--- Begin Excerpted passage ---

Survival Guide - Suggestions from your colleagues!
Here you will find a compendium of tips, suggestions, and other useful information gleaned from the submissions of your fellow E-10 owners. I'm sure you will find them useful and I hope you submit some suggestions of your own. Your support makes it work! Send your suggestions today! Click the color spectrum !Send a suggestion!
Printing with Genuine Fractals
Richard Peterson reports great success using Genuine Fractals for printing. He says GF gives clean, sharp edges when enlarging files for printing, those from Photoshop looking 'soft and mushy' by comparison. Based on Richard's recommendation, I've tested GF with the Photoshop LE that comes with the E-10 and the software worked fine, apparently just as it does with the full Photoshop version. Richad likes the results he gets and I have seen numerous other posts in various places by others who are happy with the results they get with GF as well. Enough so that I will be researching GF further and hopefully will have a full article on it at some point.

--- End Excerpted passage ---
--- Begin Data block ---

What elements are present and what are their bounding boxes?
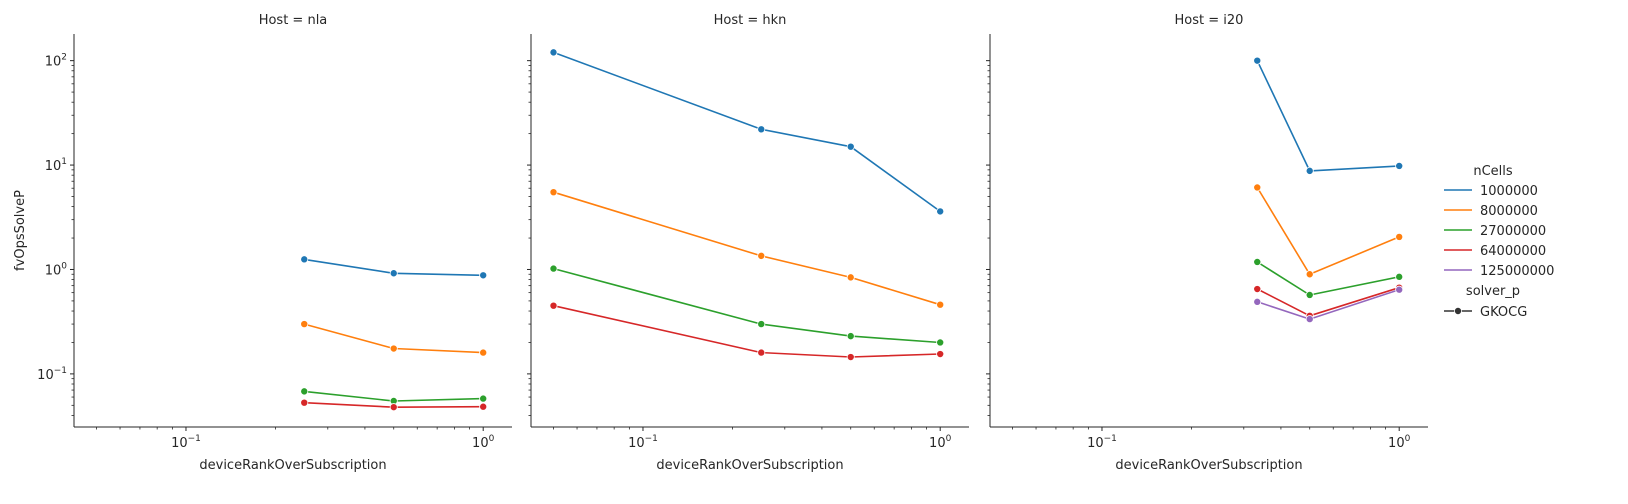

--- End Data block ---

List of tasks:
**A)** In the survival guide, how do files enlarged for printing in Photoshop look when compared with those from Genuine Fractals?
**B)** Reproduce the survival guide's wording from "Printing with Genuine" up to and including "at some point.".
The data above have no connection to the survival guide.

Results of the exercise:
**A)** They look soft and mushy.

**B)**
Printing with Genuine Fractals
Richard Peterson reports great success using Genuine Fractals for printing. He says GF gives clean, sharp edges when enlarging files for printing, those from Photoshop looking 'soft and mushy' by comparison. Based on Richard's recommendation, I've tested GF with the Photoshop LE that comes with the E-10 and the software worked fine, apparently just as it does with the full Photoshop version. Richad likes the results he gets and I have seen numerous other posts in various places by others who are happy with the results they get with GF as well. Enough so that I will be researching GF further and hopefully will have a full article on it at some point.